Copy out all of the data exactly as it appears.

Data extracted from a collection:
:::
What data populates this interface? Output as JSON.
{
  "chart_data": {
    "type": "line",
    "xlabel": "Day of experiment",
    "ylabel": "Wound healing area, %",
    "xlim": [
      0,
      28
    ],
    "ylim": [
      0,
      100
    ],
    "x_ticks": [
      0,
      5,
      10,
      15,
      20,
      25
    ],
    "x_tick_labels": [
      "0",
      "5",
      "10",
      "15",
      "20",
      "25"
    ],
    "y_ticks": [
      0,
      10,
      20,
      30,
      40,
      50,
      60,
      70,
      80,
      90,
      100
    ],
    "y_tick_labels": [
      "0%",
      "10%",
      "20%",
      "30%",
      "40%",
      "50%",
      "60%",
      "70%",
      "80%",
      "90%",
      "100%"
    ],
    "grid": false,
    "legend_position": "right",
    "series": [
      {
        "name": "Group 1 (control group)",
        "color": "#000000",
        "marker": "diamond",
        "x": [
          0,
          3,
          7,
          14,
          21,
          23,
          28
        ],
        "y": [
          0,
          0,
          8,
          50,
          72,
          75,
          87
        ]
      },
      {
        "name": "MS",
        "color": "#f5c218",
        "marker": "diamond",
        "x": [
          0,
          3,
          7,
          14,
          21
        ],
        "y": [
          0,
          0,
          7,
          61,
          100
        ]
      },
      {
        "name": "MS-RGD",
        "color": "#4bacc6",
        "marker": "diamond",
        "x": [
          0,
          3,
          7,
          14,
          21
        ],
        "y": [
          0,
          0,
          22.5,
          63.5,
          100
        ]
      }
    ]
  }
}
:::
FINAL ANSWER:
What data populates this interface? Output as JSON.
{
  "chart_data": {
    "type": "line",
    "xlabel": "Day of experiment",
    "ylabel": "Wound healing area, %",
    "xlim": [
      0,
      28
    ],
    "ylim": [
      0,
      100
    ],
    "x_ticks": [
      0,
      5,
      10,
      15,
      20,
      25
    ],
    "x_tick_labels": [
      "0",
      "5",
      "10",
      "15",
      "20",
      "25"
    ],
    "y_ticks": [
      0,
      10,
      20,
      30,
      40,
      50,
      60,
      70,
      80,
      90,
      100
    ],
    "y_tick_labels": [
      "0%",
      "10%",
      "20%",
      "30%",
      "40%",
      "50%",
      "60%",
      "70%",
      "80%",
      "90%",
      "100%"
    ],
    "grid": false,
    "legend_position": "right",
    "series": [
      {
        "name": "Group 1 (control group)",
        "color": "#000000",
        "marker": "diamond",
        "x": [
          0,
          3,
          7,
          14,
          21,
          23,
          28
        ],
        "y": [
          0,
          0,
          8,
          50,
          72,
          75,
          87
        ]
      },
      {
        "name": "MS",
        "color": "#f5c218",
        "marker": "diamond",
        "x": [
          0,
          3,
          7,
          14,
          21
        ],
        "y": [
          0,
          0,
          7,
          61,
          100
        ]
      },
      {
        "name": "MS-RGD",
        "color": "#4bacc6",
        "marker": "diamond",
        "x": [
          0,
          3,
          7,
          14,
          21
        ],
        "y": [
          0,
          0,
          22.5,
          63.5,
          100
        ]
      }
    ]
  }
}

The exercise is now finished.